Check each line of the material below, and copy it if it holds the string "uostre".
#### Records for processing ####
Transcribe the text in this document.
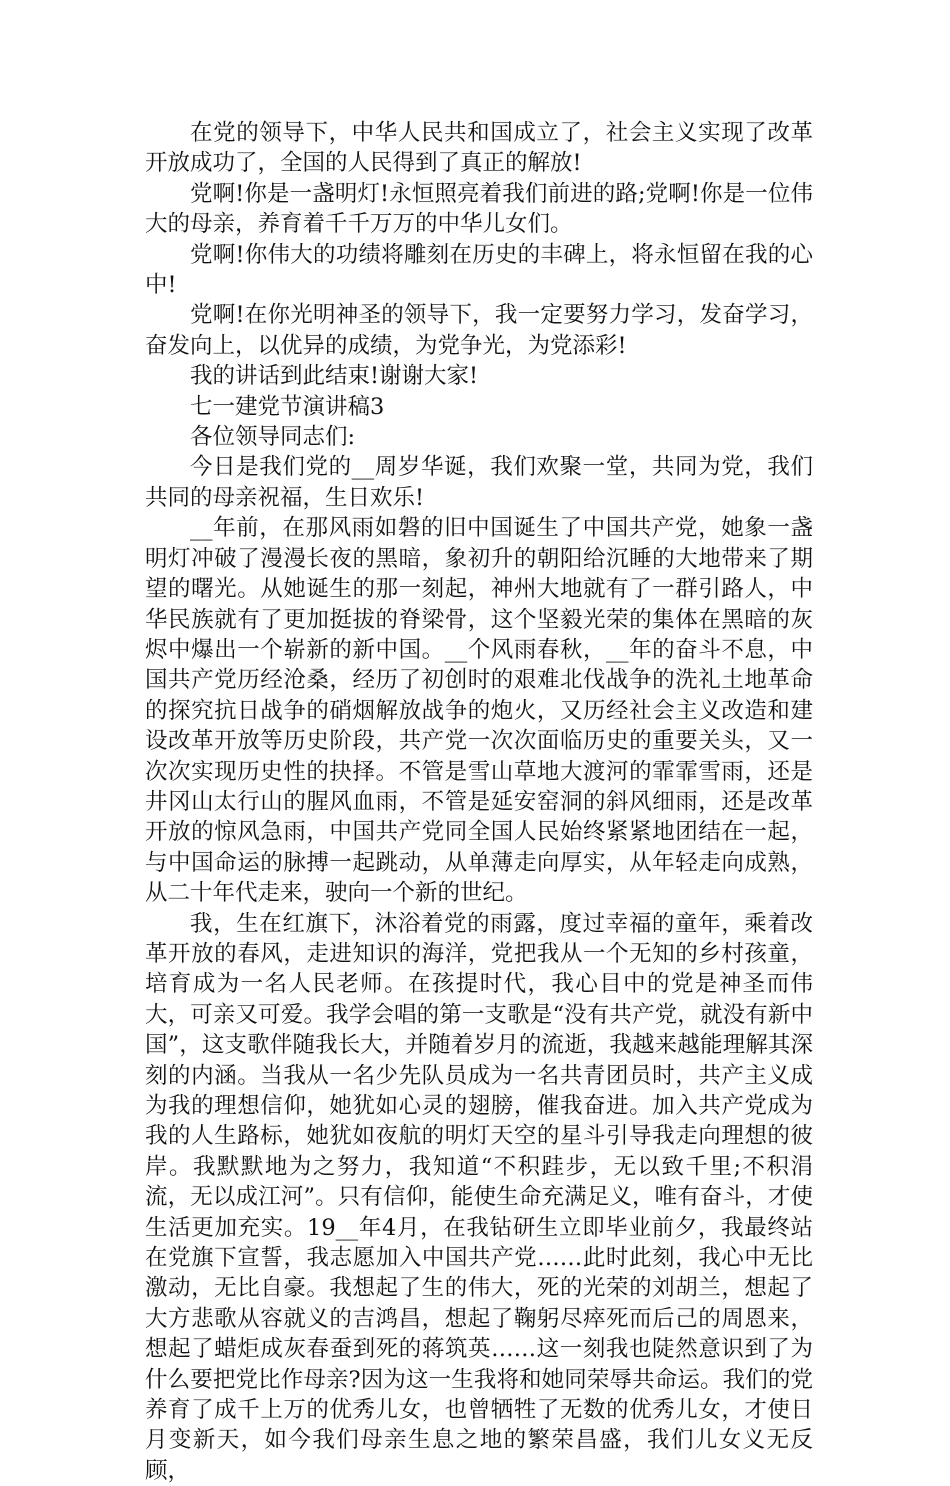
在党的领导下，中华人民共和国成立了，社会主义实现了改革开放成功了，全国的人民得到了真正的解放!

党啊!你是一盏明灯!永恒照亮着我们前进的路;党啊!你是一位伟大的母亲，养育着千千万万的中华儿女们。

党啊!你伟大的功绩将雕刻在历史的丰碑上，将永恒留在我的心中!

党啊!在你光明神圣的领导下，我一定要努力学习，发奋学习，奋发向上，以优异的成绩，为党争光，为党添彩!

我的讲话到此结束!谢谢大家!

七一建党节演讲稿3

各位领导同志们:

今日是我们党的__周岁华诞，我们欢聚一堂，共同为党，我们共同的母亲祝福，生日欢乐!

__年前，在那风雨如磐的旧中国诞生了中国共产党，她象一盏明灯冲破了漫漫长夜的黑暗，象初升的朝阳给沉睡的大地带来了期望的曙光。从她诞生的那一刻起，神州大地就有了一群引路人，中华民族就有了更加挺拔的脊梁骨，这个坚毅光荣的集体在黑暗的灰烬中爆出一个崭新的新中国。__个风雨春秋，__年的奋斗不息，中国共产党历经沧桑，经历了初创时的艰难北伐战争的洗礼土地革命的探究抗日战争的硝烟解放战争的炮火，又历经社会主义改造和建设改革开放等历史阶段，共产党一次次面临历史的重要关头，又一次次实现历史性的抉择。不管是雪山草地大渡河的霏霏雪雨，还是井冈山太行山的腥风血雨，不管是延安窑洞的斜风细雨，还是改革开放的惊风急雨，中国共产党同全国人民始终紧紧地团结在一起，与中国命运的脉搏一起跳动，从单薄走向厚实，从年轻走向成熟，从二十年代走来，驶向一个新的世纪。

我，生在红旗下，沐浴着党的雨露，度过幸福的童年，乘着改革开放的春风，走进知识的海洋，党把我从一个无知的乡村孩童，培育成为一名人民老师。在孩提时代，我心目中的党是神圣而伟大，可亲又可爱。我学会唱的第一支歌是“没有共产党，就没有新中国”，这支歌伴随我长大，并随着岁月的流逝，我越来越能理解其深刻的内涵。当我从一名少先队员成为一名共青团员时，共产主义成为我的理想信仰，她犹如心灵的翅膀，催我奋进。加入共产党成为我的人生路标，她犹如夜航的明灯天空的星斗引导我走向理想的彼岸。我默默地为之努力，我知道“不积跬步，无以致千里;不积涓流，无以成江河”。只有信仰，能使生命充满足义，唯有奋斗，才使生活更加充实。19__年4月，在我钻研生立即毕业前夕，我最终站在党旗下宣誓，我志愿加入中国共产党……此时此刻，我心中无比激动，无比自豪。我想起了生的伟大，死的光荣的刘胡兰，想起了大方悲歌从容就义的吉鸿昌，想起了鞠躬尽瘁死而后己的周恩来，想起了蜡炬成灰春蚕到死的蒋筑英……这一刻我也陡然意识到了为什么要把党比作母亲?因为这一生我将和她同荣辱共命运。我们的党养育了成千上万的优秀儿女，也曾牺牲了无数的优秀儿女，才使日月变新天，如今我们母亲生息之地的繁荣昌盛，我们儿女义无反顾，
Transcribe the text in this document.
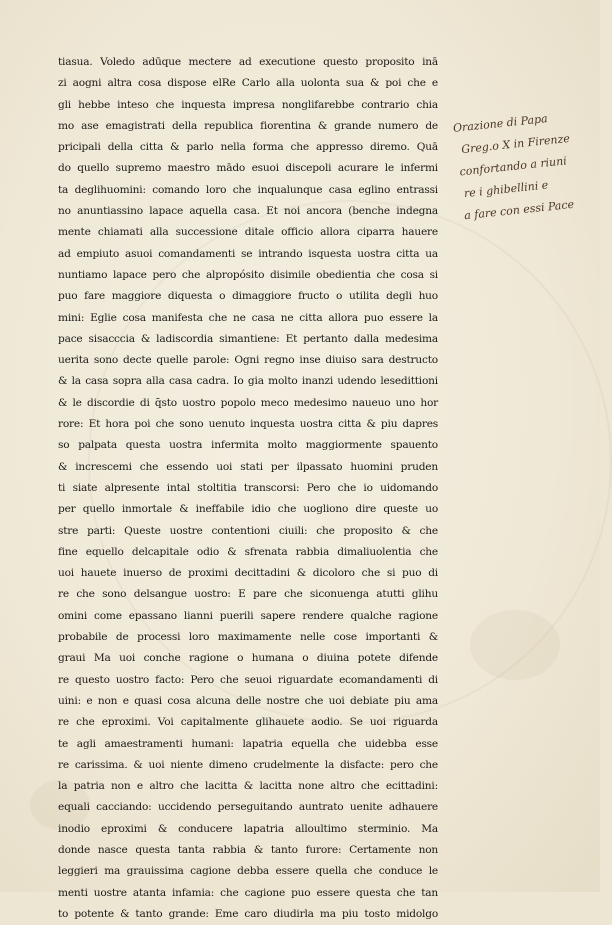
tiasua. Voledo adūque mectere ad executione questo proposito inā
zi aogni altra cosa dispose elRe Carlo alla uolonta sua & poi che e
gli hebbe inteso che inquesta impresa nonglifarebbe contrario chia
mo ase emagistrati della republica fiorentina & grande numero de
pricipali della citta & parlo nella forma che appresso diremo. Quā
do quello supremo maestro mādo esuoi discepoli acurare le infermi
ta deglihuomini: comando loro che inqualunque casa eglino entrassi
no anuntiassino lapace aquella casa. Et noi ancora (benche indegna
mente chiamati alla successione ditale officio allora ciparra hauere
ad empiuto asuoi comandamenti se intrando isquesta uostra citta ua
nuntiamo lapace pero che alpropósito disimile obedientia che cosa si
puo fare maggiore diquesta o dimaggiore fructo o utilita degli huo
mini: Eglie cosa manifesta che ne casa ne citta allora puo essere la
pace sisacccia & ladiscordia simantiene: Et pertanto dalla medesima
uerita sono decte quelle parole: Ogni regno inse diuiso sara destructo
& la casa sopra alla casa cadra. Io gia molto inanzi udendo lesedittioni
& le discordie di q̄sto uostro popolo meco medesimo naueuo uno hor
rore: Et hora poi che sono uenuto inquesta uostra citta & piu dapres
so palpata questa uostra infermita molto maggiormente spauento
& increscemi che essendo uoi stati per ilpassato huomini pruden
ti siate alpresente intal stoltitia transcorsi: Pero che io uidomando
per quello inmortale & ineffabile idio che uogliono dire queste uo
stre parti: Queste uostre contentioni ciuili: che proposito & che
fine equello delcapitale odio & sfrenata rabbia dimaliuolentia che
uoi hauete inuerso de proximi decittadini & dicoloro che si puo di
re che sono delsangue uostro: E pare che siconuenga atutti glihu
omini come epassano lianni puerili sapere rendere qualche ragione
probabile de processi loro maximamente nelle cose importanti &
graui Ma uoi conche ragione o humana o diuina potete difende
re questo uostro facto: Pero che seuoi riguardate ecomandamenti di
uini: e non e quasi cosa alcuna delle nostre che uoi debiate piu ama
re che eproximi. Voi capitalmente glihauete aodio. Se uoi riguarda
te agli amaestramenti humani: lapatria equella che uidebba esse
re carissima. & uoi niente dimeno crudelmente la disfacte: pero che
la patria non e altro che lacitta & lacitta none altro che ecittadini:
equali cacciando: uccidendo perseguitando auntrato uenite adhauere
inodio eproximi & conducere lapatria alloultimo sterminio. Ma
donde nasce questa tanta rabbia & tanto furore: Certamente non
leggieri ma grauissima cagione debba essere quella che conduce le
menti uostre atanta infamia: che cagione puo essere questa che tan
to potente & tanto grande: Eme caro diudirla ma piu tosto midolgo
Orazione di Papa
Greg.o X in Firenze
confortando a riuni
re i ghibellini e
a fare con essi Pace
####
Task solution >>
stre parti: Queste uostre contentioni ciuili: che proposito & che
menti uostre atanta infamia: che cagione puo essere questa che tan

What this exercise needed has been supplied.